## Listing:
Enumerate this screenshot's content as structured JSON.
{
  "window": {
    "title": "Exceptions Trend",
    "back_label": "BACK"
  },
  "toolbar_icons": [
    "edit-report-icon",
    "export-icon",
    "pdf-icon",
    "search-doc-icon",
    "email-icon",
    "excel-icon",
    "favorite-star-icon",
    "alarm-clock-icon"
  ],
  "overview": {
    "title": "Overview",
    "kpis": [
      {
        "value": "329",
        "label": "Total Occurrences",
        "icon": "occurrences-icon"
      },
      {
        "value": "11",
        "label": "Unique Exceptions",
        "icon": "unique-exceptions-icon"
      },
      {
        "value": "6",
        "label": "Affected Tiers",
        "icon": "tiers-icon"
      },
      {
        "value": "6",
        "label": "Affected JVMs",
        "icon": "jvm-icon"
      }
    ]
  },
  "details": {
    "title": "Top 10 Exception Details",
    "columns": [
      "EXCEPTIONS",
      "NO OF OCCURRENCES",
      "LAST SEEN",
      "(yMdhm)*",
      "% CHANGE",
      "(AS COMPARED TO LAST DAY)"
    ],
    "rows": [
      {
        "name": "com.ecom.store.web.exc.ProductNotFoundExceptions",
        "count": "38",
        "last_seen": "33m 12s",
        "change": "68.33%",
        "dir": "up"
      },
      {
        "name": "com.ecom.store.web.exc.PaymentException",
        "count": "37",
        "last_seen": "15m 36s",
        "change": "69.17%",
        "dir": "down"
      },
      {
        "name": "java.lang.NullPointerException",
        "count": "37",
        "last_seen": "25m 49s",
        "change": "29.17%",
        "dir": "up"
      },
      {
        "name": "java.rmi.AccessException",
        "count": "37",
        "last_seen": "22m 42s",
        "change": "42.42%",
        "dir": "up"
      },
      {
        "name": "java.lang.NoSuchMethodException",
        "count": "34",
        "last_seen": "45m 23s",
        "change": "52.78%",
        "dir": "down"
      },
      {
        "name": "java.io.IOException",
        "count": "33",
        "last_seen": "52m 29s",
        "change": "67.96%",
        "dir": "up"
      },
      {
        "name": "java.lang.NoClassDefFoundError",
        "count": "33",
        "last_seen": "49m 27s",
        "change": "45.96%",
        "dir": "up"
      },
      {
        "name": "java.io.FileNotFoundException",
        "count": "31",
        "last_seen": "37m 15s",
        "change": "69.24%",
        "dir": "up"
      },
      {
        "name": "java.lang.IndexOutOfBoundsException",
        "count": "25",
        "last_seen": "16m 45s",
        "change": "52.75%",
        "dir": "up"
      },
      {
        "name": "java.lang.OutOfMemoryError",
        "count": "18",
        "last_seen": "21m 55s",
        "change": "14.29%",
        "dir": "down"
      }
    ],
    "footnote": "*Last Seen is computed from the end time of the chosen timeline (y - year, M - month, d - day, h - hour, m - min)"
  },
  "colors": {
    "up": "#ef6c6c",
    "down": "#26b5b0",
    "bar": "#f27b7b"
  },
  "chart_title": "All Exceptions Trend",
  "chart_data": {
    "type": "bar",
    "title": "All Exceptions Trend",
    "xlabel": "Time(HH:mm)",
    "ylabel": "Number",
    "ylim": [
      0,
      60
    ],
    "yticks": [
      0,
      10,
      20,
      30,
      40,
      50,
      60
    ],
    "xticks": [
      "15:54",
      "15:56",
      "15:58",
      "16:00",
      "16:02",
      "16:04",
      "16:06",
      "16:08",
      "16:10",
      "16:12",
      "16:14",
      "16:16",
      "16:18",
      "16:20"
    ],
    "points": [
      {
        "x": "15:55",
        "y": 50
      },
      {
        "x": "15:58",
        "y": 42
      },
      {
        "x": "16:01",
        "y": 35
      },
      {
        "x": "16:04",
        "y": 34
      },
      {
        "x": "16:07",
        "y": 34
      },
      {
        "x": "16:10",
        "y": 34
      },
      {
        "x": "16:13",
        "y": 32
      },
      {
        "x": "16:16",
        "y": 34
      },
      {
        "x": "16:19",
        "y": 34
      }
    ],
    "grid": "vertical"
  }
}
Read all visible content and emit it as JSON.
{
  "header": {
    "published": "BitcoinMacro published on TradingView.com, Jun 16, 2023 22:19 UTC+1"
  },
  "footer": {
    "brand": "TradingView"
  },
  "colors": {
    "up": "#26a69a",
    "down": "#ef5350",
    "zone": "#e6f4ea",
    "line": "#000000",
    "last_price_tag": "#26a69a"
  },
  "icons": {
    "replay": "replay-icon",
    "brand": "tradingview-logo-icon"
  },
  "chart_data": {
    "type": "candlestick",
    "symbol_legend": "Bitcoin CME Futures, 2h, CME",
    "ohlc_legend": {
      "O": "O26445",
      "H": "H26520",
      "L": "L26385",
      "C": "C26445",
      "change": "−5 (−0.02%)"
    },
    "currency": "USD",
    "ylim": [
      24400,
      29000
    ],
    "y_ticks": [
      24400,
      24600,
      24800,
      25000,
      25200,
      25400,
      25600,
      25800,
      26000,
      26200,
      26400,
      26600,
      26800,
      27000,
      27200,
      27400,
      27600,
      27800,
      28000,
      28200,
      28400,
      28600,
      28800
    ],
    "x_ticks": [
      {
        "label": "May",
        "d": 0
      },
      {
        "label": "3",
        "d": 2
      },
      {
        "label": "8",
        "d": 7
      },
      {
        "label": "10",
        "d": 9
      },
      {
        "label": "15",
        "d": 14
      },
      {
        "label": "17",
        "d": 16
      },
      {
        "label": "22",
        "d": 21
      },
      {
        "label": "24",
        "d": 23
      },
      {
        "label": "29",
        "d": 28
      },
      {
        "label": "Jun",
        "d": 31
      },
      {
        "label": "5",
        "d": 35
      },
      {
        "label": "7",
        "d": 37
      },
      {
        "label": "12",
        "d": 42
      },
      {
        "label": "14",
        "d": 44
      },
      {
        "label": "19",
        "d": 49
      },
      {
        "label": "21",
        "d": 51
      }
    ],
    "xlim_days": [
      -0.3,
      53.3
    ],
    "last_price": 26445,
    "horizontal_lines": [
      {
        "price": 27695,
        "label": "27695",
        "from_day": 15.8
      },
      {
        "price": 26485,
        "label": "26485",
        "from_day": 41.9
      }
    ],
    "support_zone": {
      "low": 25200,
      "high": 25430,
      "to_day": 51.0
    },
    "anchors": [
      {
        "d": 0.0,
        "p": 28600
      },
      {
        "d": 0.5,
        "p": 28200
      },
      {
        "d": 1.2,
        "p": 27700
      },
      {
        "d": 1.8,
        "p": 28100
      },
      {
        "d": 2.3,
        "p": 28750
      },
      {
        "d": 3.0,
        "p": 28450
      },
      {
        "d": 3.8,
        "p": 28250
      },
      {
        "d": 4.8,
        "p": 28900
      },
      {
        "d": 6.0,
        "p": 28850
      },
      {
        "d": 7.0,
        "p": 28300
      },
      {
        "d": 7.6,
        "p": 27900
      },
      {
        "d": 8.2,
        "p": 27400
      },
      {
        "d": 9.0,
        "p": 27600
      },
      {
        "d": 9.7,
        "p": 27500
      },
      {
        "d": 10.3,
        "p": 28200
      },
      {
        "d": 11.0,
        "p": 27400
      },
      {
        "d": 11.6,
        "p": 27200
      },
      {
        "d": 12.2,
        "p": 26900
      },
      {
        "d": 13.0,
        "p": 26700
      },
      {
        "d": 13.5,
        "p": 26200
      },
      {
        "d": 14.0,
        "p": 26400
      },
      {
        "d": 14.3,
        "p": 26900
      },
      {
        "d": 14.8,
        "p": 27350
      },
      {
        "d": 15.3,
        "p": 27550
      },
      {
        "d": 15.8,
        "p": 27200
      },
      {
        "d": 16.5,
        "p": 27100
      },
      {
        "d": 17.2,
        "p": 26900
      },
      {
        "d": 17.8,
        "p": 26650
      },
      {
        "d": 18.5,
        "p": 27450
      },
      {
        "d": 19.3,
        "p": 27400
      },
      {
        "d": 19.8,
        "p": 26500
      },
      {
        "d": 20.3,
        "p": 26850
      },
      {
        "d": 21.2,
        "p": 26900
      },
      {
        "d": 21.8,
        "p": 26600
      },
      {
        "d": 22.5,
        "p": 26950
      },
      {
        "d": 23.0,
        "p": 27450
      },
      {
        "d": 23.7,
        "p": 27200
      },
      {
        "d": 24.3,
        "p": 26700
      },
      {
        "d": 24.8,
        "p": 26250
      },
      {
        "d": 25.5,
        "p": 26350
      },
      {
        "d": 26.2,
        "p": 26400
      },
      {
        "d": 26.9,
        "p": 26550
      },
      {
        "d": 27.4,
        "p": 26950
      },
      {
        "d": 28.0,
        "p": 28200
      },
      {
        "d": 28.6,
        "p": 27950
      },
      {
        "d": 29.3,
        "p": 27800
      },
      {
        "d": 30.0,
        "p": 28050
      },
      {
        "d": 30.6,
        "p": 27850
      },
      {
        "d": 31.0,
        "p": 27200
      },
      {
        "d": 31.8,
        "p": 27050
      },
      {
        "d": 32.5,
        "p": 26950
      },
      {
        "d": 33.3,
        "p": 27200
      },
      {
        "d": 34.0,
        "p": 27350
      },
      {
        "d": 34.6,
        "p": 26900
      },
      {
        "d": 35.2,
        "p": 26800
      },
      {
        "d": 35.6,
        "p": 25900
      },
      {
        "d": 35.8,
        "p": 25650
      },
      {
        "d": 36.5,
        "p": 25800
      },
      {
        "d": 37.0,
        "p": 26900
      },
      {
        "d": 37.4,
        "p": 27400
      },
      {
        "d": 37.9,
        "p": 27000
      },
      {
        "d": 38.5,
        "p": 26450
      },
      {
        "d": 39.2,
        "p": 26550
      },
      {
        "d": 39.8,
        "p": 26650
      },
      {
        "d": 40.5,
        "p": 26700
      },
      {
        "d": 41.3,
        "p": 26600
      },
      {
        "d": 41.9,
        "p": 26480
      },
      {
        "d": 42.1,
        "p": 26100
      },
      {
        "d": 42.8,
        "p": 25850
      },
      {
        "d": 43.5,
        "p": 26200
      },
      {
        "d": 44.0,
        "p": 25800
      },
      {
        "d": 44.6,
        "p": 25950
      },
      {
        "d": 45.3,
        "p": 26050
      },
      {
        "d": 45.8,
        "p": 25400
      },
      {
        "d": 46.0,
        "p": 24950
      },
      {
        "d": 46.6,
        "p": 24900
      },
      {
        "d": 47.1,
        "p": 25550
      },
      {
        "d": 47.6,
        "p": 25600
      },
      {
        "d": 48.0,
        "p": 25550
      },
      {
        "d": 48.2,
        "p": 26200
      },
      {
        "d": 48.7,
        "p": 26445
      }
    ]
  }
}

## Instructions to follow:
Each line holding the word "java" counts once; report the total and nothing else.

## Solution to this exercise:
8